> **TEXT**
-- BEGIN --

In 1915 political and business leaders in Iowa created the Jefferson Highway Association. They proposed an interstate route from Winnipeg, Manitoba, to New Orleans, Louisiana. Because the road bisected the Louisiana Purchase, organizers named their association and proposed road for Pres. Thomas Jefferson, who had secured the Louisiana Purchase in 1803.
Highway associations and their namesake routes flourished during the 1910s and 1920s. Among them the Lincoln Highway, the Dixie Highway, and the Ozark Trail, all interstate routes, emerged to promote travel in a particular region of the country. Led by political leaders, good roads advocates, and chambers of commerce in contiguous states, they stitched together a network of existing state, county, and municipal roads. Key features of each organization included promoting modern highway construction, expanding overland interstate travel, and securing economic opportunities from the exponentially increasing number of cars and tourists.

-- END --

> **STATED TASK 1**
Write out the entries from their first line up to and including the line containing "node dot bbox=[696, 977, 708, 989]".

> **INFORMATION PROVIDED**
-- BEGIN --

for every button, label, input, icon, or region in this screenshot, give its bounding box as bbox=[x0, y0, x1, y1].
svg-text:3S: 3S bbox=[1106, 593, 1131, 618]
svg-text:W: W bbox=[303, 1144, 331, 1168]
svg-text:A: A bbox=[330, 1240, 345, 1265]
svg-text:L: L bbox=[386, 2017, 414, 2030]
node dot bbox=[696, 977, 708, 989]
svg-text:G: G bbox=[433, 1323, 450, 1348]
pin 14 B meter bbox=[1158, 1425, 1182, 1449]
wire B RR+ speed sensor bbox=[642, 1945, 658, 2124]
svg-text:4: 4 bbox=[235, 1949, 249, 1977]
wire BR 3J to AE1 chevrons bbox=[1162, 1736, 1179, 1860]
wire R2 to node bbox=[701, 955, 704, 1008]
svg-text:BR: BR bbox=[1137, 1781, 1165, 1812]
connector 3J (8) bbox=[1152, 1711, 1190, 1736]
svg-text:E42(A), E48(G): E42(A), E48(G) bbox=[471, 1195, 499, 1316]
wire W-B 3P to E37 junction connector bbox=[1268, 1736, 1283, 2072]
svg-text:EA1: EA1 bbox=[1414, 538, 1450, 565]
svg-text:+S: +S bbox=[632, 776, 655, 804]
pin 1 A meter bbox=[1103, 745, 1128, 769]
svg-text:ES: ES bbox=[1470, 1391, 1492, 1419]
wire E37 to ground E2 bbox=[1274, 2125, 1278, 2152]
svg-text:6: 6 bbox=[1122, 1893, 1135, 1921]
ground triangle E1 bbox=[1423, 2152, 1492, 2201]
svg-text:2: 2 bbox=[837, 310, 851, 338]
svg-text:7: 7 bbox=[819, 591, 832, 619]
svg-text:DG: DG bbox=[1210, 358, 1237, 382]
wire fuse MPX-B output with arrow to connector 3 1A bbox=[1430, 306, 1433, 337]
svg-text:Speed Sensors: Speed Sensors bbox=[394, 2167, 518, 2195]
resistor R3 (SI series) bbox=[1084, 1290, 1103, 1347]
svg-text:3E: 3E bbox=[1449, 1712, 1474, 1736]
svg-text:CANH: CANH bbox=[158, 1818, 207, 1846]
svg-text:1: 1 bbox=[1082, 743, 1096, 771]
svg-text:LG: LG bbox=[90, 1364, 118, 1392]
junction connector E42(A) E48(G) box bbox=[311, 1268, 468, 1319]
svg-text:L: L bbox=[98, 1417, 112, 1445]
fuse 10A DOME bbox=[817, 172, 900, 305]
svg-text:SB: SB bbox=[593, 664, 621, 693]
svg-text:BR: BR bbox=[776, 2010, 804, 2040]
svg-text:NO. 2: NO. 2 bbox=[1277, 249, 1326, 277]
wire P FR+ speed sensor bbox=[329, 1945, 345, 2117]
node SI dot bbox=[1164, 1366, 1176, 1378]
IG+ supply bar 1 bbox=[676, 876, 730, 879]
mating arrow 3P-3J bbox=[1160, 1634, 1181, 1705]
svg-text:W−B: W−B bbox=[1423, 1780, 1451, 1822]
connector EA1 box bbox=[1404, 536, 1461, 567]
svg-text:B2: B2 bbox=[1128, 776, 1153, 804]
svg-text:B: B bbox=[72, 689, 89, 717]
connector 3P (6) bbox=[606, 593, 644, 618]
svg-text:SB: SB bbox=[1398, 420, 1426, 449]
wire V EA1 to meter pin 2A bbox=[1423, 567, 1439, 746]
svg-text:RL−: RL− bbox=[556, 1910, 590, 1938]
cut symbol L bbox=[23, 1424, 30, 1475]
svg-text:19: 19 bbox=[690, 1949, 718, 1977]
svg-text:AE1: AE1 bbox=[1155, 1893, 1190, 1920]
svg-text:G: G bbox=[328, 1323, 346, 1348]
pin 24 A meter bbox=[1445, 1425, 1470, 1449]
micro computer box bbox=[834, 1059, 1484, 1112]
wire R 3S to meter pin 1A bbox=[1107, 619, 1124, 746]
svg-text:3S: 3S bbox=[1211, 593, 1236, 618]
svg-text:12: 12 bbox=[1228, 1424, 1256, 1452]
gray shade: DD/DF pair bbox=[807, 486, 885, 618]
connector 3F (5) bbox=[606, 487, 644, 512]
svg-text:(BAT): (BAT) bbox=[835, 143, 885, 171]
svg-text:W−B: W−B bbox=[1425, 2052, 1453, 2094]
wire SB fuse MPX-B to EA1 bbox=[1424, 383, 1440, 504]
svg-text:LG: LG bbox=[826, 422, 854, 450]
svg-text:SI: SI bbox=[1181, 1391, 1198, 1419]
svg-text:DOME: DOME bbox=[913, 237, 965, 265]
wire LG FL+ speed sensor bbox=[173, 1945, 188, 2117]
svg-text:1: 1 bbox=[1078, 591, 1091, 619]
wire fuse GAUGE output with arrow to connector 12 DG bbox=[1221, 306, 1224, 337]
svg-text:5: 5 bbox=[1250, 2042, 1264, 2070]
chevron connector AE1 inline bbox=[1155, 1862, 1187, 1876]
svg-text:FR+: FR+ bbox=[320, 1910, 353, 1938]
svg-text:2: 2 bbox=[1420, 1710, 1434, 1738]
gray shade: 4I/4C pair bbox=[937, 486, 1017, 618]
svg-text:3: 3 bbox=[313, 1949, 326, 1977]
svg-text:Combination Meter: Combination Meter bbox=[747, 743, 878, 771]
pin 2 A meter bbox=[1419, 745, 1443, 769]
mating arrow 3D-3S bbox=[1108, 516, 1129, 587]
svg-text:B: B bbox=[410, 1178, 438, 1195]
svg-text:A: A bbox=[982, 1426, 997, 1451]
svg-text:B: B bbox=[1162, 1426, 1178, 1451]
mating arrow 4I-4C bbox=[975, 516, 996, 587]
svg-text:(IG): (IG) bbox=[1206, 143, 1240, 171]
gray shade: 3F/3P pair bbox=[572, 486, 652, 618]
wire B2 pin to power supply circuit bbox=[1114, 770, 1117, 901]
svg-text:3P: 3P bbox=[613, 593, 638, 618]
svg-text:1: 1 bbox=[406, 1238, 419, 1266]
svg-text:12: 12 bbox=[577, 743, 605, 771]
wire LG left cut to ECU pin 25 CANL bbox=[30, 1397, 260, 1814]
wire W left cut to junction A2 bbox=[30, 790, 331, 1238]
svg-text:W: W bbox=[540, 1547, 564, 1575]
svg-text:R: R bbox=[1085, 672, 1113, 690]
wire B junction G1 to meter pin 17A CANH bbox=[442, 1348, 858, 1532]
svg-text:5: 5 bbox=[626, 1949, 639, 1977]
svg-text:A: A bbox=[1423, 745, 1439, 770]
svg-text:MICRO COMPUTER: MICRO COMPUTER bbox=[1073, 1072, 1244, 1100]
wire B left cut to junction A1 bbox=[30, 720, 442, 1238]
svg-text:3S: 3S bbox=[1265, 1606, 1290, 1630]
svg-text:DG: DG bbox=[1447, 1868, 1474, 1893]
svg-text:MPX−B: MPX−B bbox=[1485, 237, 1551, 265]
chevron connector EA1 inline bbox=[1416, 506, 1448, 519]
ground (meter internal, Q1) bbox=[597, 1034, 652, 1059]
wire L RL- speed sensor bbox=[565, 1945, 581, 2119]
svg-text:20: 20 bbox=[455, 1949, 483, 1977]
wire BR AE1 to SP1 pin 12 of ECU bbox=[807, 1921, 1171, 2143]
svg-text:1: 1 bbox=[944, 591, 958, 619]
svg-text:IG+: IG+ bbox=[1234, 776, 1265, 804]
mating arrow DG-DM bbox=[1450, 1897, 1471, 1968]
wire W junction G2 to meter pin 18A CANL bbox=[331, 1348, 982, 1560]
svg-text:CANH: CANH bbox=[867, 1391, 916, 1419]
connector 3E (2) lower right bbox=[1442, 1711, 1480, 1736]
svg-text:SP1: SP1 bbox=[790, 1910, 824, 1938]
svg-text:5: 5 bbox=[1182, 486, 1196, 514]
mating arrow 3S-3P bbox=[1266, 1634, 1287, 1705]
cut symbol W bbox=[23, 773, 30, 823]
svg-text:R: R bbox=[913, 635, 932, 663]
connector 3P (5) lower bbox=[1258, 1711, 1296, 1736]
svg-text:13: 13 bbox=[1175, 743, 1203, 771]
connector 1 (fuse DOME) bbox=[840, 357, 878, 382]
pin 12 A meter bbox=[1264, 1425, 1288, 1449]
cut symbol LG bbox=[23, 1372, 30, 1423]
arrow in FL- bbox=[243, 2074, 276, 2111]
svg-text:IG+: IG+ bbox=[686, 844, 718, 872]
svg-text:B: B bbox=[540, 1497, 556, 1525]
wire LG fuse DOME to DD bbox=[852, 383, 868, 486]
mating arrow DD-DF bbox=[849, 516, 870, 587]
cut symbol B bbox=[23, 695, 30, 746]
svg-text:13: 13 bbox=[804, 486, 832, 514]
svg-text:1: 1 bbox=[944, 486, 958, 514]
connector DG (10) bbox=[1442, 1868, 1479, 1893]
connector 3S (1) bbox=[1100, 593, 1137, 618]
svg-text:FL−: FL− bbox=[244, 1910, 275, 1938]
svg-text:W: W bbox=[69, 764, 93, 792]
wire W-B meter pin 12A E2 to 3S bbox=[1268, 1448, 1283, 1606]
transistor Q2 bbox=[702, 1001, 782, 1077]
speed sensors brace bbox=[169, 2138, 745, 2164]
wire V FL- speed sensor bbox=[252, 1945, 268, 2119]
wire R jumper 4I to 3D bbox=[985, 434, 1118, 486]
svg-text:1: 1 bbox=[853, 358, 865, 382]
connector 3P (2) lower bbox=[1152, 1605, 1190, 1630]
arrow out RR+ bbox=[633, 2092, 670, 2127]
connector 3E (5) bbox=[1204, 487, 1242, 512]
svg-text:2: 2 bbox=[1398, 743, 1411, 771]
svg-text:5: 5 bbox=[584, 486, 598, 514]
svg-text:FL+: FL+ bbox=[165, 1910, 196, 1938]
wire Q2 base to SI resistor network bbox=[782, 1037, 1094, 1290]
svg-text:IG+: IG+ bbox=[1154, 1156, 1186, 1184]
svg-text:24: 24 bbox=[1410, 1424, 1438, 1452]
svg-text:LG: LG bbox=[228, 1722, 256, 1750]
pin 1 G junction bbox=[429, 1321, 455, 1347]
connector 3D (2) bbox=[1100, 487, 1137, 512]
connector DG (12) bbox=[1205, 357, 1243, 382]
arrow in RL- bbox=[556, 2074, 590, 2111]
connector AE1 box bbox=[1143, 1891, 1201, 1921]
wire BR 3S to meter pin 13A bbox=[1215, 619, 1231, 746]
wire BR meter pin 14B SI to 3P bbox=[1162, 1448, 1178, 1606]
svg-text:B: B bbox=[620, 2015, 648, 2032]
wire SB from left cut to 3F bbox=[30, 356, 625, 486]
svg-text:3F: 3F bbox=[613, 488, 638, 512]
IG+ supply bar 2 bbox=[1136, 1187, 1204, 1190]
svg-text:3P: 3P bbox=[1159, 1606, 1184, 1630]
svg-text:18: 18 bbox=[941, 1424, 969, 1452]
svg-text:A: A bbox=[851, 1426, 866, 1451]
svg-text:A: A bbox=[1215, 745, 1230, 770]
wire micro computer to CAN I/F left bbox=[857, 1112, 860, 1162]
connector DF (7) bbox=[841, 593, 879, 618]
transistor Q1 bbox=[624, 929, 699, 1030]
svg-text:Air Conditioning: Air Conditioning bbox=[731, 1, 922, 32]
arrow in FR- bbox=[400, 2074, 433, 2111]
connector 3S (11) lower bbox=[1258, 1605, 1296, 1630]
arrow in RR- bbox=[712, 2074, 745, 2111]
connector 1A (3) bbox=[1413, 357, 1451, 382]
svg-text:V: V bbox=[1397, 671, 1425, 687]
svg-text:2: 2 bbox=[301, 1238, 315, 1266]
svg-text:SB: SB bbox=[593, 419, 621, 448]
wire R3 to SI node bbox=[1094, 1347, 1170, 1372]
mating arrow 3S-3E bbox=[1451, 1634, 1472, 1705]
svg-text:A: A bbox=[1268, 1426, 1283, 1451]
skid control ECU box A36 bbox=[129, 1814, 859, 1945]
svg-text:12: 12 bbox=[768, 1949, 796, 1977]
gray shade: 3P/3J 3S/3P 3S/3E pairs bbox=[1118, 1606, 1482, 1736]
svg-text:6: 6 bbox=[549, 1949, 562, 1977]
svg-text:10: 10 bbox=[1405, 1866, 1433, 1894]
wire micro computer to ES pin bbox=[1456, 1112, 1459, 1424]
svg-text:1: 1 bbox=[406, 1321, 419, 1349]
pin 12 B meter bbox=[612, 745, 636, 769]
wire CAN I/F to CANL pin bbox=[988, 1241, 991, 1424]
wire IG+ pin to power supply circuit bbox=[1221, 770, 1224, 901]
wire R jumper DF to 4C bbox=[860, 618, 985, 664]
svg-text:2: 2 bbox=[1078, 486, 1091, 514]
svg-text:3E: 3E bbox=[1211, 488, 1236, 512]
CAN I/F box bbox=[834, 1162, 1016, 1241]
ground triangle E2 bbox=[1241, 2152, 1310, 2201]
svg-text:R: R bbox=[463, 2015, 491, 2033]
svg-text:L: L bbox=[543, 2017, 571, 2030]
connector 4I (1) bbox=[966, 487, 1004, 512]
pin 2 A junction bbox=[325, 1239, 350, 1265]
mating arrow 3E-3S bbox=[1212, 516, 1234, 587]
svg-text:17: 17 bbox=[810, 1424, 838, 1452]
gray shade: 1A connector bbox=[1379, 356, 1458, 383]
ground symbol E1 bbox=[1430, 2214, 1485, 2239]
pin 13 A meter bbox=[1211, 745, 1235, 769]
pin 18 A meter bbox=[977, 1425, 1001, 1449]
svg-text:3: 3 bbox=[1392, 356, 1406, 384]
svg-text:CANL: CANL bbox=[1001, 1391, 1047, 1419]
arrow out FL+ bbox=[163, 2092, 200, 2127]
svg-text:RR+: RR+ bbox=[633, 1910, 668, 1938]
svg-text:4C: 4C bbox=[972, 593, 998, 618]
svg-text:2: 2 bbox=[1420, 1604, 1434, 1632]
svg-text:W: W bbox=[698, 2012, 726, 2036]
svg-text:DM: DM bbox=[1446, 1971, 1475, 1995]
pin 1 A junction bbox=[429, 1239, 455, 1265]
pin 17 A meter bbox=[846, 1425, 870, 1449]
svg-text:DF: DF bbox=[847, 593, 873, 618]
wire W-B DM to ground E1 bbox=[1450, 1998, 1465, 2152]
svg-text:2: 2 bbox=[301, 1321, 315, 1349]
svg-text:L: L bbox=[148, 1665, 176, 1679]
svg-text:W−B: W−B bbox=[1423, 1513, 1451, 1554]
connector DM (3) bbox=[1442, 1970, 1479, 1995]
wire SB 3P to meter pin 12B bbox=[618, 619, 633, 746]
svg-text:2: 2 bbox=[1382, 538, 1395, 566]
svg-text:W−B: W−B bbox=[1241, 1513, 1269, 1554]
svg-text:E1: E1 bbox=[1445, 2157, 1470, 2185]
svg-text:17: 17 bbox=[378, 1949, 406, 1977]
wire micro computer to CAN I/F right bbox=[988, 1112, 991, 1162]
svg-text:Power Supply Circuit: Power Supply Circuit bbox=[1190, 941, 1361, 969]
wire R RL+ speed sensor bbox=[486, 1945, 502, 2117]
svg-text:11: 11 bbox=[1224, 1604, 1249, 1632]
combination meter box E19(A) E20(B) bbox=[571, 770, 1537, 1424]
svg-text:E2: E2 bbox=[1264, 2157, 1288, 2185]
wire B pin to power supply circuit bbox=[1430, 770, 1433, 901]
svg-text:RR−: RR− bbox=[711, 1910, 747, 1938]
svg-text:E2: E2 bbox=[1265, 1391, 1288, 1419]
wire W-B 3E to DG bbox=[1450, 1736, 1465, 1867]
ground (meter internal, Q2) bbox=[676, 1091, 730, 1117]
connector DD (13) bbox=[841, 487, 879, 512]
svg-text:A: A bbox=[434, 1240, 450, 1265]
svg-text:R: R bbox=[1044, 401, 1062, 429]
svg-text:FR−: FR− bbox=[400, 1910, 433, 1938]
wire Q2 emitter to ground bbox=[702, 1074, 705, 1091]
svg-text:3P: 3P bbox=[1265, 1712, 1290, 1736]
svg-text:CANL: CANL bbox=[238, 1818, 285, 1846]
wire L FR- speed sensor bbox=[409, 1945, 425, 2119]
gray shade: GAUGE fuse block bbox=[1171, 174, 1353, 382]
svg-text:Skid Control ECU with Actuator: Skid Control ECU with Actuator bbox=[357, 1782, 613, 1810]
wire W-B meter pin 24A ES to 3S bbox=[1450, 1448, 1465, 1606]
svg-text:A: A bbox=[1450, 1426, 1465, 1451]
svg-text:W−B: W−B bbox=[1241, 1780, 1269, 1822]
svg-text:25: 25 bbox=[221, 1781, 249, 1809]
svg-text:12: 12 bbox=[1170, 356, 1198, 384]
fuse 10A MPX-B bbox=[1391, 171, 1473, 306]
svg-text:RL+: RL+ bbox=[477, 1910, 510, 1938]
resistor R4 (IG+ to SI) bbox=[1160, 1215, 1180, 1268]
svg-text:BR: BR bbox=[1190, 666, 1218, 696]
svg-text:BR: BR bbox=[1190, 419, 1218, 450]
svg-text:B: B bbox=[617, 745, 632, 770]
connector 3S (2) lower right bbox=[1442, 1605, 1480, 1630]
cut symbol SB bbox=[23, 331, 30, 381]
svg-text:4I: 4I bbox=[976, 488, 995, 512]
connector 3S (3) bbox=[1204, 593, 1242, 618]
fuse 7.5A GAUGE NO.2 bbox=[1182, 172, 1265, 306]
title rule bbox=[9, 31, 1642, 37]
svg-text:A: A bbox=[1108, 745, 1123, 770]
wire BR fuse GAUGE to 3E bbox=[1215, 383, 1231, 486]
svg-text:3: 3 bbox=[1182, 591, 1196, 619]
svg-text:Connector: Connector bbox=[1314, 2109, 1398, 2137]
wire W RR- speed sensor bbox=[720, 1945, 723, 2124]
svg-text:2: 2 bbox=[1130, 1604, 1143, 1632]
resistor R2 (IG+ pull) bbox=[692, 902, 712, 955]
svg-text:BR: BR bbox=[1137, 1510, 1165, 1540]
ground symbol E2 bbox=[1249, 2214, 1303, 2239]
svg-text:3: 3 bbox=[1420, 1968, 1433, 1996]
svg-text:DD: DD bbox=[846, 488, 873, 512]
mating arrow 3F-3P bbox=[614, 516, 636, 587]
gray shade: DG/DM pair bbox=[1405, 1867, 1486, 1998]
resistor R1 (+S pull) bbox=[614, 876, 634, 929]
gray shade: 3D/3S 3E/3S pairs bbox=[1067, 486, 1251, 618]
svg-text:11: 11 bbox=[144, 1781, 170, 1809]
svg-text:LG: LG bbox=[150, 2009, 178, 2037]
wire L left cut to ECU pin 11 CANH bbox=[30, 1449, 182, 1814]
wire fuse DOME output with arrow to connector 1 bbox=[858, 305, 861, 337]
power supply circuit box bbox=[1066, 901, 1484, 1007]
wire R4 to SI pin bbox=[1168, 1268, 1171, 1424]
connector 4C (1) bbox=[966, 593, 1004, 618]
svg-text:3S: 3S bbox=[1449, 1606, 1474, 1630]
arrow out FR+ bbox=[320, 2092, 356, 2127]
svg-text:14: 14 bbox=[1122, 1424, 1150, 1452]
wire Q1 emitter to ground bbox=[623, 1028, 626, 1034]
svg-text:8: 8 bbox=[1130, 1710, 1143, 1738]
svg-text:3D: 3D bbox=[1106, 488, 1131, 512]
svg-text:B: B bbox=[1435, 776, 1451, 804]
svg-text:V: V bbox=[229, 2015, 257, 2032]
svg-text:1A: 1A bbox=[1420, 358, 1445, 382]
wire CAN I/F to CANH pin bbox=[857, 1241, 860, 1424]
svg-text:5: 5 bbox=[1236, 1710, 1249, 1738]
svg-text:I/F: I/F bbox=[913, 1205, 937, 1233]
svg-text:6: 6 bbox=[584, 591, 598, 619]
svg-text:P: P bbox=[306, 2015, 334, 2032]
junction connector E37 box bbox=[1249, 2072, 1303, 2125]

-- END --

> **STATED TASK 2**
Give the text about the Jefferson Highway Association again, word for word.

> **EXPECTED OUTPUT 1**
for every button, label, input, icon, or region in this screenshot, give its bounding box as bbox=[x0, y0, x1, y1].
svg-text:3S: 3S bbox=[1106, 593, 1131, 618]
svg-text:W: W bbox=[303, 1144, 331, 1168]
svg-text:A: A bbox=[330, 1240, 345, 1265]
svg-text:L: L bbox=[386, 2017, 414, 2030]
node dot bbox=[696, 977, 708, 989]

> **EXPECTED OUTPUT 2**
In 1915 political and business leaders in Iowa created the Jefferson Highway Association. They proposed an interstate route from Winnipeg, Manitoba, to New Orleans, Louisiana. Because the road bisected the Louisiana Purchase, organizers named their association and proposed road for Pres. Thomas Jefferson, who had secured the Louisiana Purchase in 1803.
Highway associations and their namesake routes flourished during the 1910s and 1920s. Among them the Lincoln Highway, the Dixie Highway, and the Ozark Trail, all interstate routes, emerged to promote travel in a particular region of the country. Led by political leaders, good roads advocates, and chambers of commerce in contiguous states, they stitched together a network of existing state, county, and municipal roads. Key features of each organization included promoting modern highway construction, expanding overland interstate travel, and securing economic opportunities from the exponentially increasing number of cars and tourists.